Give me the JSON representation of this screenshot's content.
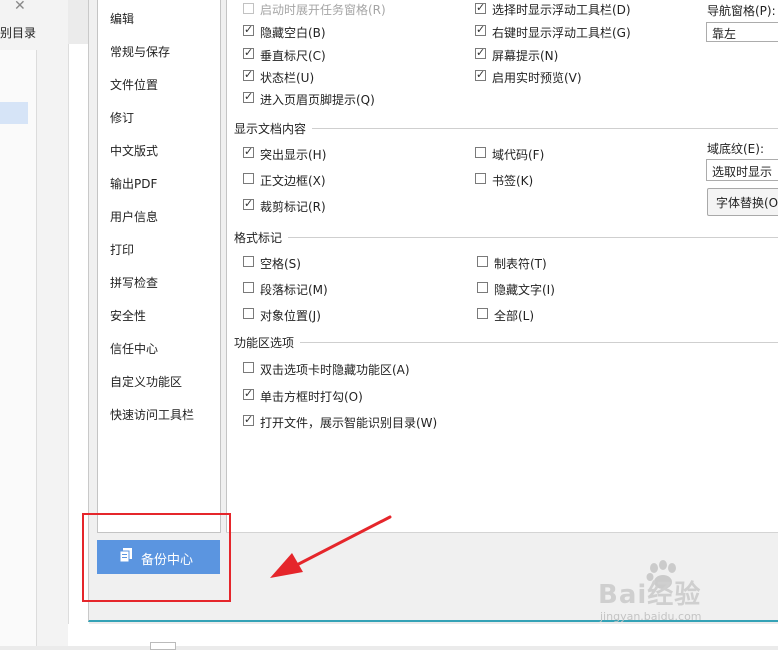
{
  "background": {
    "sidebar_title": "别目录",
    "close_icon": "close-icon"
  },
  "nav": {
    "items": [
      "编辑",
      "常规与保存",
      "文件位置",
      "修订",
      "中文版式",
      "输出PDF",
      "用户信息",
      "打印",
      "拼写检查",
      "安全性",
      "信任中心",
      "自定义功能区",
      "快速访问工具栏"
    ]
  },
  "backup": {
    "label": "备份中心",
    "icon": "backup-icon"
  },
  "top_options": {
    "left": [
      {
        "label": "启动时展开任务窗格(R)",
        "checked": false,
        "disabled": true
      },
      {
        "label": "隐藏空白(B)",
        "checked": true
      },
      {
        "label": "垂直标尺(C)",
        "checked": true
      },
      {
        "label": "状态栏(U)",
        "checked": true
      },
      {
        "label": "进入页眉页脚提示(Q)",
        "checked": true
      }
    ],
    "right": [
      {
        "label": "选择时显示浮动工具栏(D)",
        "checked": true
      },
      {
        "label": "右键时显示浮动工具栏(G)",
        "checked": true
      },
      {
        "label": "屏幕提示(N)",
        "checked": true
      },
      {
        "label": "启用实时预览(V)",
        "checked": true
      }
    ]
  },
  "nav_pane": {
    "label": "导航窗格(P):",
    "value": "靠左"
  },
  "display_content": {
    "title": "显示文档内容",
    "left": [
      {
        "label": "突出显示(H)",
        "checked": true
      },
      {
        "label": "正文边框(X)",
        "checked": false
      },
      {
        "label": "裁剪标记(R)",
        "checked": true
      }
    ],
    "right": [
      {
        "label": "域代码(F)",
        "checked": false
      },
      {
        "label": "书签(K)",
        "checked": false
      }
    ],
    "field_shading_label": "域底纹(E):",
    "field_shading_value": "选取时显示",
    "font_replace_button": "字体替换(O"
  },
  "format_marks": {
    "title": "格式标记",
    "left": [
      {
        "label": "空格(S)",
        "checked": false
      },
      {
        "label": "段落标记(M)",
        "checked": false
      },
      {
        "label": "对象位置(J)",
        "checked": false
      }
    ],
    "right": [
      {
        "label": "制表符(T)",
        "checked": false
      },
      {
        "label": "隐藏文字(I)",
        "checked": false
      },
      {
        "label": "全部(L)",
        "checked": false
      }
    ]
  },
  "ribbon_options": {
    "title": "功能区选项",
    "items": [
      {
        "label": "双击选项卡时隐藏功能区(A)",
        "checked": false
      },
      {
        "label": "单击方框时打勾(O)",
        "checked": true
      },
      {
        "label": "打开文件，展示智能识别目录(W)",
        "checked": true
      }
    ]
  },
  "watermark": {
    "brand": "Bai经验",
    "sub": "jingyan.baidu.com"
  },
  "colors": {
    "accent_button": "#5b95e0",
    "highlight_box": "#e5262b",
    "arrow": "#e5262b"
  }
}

§ §

EXERCISE PROMPT:
From the data above, write out everything exactly except the pictures.

CORRECT OUTPUT:
Give me the JSON representation of this screenshot's content.
{
  "background": {
    "sidebar_title": "别目录",
    "close_icon": "close-icon"
  },
  "nav": {
    "items": [
      "编辑",
      "常规与保存",
      "文件位置",
      "修订",
      "中文版式",
      "输出PDF",
      "用户信息",
      "打印",
      "拼写检查",
      "安全性",
      "信任中心",
      "自定义功能区",
      "快速访问工具栏"
    ]
  },
  "backup": {
    "label": "备份中心",
    "icon": "backup-icon"
  },
  "top_options": {
    "left": [
      {
        "label": "启动时展开任务窗格(R)",
        "checked": false,
        "disabled": true
      },
      {
        "label": "隐藏空白(B)",
        "checked": true
      },
      {
        "label": "垂直标尺(C)",
        "checked": true
      },
      {
        "label": "状态栏(U)",
        "checked": true
      },
      {
        "label": "进入页眉页脚提示(Q)",
        "checked": true
      }
    ],
    "right": [
      {
        "label": "选择时显示浮动工具栏(D)",
        "checked": true
      },
      {
        "label": "右键时显示浮动工具栏(G)",
        "checked": true
      },
      {
        "label": "屏幕提示(N)",
        "checked": true
      },
      {
        "label": "启用实时预览(V)",
        "checked": true
      }
    ]
  },
  "nav_pane": {
    "label": "导航窗格(P):",
    "value": "靠左"
  },
  "display_content": {
    "title": "显示文档内容",
    "left": [
      {
        "label": "突出显示(H)",
        "checked": true
      },
      {
        "label": "正文边框(X)",
        "checked": false
      },
      {
        "label": "裁剪标记(R)",
        "checked": true
      }
    ],
    "right": [
      {
        "label": "域代码(F)",
        "checked": false
      },
      {
        "label": "书签(K)",
        "checked": false
      }
    ],
    "field_shading_label": "域底纹(E):",
    "field_shading_value": "选取时显示",
    "font_replace_button": "字体替换(O"
  },
  "format_marks": {
    "title": "格式标记",
    "left": [
      {
        "label": "空格(S)",
        "checked": false
      },
      {
        "label": "段落标记(M)",
        "checked": false
      },
      {
        "label": "对象位置(J)",
        "checked": false
      }
    ],
    "right": [
      {
        "label": "制表符(T)",
        "checked": false
      },
      {
        "label": "隐藏文字(I)",
        "checked": false
      },
      {
        "label": "全部(L)",
        "checked": false
      }
    ]
  },
  "ribbon_options": {
    "title": "功能区选项",
    "items": [
      {
        "label": "双击选项卡时隐藏功能区(A)",
        "checked": false
      },
      {
        "label": "单击方框时打勾(O)",
        "checked": true
      },
      {
        "label": "打开文件，展示智能识别目录(W)",
        "checked": true
      }
    ]
  },
  "watermark": {
    "brand": "Bai经验",
    "sub": "jingyan.baidu.com"
  },
  "colors": {
    "accent_button": "#5b95e0",
    "highlight_box": "#e5262b",
    "arrow": "#e5262b"
  }
}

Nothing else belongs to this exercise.